_Written task_
Nothing may be dropped or altered: reproduce all the data.

>>

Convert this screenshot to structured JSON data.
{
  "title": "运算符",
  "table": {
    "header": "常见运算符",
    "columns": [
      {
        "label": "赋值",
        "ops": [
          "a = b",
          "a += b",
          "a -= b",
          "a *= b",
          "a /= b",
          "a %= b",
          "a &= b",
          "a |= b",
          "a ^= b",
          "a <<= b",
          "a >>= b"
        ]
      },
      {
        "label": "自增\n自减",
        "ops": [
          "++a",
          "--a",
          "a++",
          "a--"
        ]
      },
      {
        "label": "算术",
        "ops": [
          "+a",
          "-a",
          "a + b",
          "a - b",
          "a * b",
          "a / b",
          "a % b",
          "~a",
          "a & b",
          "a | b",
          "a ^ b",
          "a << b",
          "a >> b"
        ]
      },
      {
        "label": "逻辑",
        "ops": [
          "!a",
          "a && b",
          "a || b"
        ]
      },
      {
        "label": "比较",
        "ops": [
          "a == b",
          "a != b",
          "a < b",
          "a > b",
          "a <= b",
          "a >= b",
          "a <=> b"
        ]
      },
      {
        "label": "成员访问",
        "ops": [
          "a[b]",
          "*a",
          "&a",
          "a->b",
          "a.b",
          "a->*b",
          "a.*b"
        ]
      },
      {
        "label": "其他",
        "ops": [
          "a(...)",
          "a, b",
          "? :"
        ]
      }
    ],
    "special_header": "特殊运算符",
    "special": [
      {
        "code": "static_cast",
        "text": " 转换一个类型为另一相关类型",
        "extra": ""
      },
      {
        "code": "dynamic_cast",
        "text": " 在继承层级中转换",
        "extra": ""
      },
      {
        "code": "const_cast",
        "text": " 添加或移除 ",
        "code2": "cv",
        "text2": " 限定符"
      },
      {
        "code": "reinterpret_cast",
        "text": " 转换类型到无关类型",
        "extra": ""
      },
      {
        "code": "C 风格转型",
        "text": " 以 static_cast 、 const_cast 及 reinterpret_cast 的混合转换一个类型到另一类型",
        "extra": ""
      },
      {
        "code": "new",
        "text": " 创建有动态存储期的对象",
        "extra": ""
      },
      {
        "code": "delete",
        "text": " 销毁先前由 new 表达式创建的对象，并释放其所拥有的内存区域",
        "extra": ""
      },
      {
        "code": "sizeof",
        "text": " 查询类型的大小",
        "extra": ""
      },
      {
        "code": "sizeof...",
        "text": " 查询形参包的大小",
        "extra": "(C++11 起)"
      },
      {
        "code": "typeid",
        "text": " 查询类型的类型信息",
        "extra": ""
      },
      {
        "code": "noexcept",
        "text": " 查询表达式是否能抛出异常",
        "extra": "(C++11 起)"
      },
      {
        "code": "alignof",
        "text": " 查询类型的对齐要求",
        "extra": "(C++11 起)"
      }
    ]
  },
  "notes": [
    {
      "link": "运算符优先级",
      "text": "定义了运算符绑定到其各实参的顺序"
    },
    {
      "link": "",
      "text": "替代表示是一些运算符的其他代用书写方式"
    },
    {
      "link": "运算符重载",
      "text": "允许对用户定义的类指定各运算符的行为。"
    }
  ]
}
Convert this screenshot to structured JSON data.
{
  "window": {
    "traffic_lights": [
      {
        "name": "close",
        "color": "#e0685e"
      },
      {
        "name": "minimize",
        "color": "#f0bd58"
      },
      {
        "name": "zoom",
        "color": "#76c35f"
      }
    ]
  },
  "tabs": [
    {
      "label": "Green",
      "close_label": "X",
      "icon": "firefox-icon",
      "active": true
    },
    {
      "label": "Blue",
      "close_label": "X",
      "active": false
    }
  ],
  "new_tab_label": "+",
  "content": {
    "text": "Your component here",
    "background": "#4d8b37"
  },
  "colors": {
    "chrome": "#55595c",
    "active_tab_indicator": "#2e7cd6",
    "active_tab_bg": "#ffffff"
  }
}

<<

_The response_
Convert this screenshot to structured JSON data.
{
  "title": "运算符",
  "table": {
    "header": "常见运算符",
    "columns": [
      {
        "label": "赋值",
        "ops": [
          "a = b",
          "a += b",
          "a -= b",
          "a *= b",
          "a /= b",
          "a %= b",
          "a &= b",
          "a |= b",
          "a ^= b",
          "a <<= b",
          "a >>= b"
        ]
      },
      {
        "label": "自增\n自减",
        "ops": [
          "++a",
          "--a",
          "a++",
          "a--"
        ]
      },
      {
        "label": "算术",
        "ops": [
          "+a",
          "-a",
          "a + b",
          "a - b",
          "a * b",
          "a / b",
          "a % b",
          "~a",
          "a & b",
          "a | b",
          "a ^ b",
          "a << b",
          "a >> b"
        ]
      },
      {
        "label": "逻辑",
        "ops": [
          "!a",
          "a && b",
          "a || b"
        ]
      },
      {
        "label": "比较",
        "ops": [
          "a == b",
          "a != b",
          "a < b",
          "a > b",
          "a <= b",
          "a >= b",
          "a <=> b"
        ]
      },
      {
        "label": "成员访问",
        "ops": [
          "a[b]",
          "*a",
          "&a",
          "a->b",
          "a.b",
          "a->*b",
          "a.*b"
        ]
      },
      {
        "label": "其他",
        "ops": [
          "a(...)",
          "a, b",
          "? :"
        ]
      }
    ],
    "special_header": "特殊运算符",
    "special": [
      {
        "code": "static_cast",
        "text": " 转换一个类型为另一相关类型",
        "extra": ""
      },
      {
        "code": "dynamic_cast",
        "text": " 在继承层级中转换",
        "extra": ""
      },
      {
        "code": "const_cast",
        "text": " 添加或移除 ",
        "code2": "cv",
        "text2": " 限定符"
      },
      {
        "code": "reinterpret_cast",
        "text": " 转换类型到无关类型",
        "extra": ""
      },
      {
        "code": "C 风格转型",
        "text": " 以 static_cast 、 const_cast 及 reinterpret_cast 的混合转换一个类型到另一类型",
        "extra": ""
      },
      {
        "code": "new",
        "text": " 创建有动态存储期的对象",
        "extra": ""
      },
      {
        "code": "delete",
        "text": " 销毁先前由 new 表达式创建的对象，并释放其所拥有的内存区域",
        "extra": ""
      },
      {
        "code": "sizeof",
        "text": " 查询类型的大小",
        "extra": ""
      },
      {
        "code": "sizeof...",
        "text": " 查询形参包的大小",
        "extra": "(C++11 起)"
      },
      {
        "code": "typeid",
        "text": " 查询类型的类型信息",
        "extra": ""
      },
      {
        "code": "noexcept",
        "text": " 查询表达式是否能抛出异常",
        "extra": "(C++11 起)"
      },
      {
        "code": "alignof",
        "text": " 查询类型的对齐要求",
        "extra": "(C++11 起)"
      }
    ]
  },
  "notes": [
    {
      "link": "运算符优先级",
      "text": "定义了运算符绑定到其各实参的顺序"
    },
    {
      "link": "",
      "text": "替代表示是一些运算符的其他代用书写方式"
    },
    {
      "link": "运算符重载",
      "text": "允许对用户定义的类指定各运算符的行为。"
    }
  ]
}
Convert this screenshot to structured JSON data.
{
  "window": {
    "traffic_lights": [
      {
        "name": "close",
        "color": "#e0685e"
      },
      {
        "name": "minimize",
        "color": "#f0bd58"
      },
      {
        "name": "zoom",
        "color": "#76c35f"
      }
    ]
  },
  "tabs": [
    {
      "label": "Green",
      "close_label": "X",
      "icon": "firefox-icon",
      "active": true
    },
    {
      "label": "Blue",
      "close_label": "X",
      "active": false
    }
  ],
  "new_tab_label": "+",
  "content": {
    "text": "Your component here",
    "background": "#4d8b37"
  },
  "colors": {
    "chrome": "#55595c",
    "active_tab_indicator": "#2e7cd6",
    "active_tab_bg": "#ffffff"
  }
}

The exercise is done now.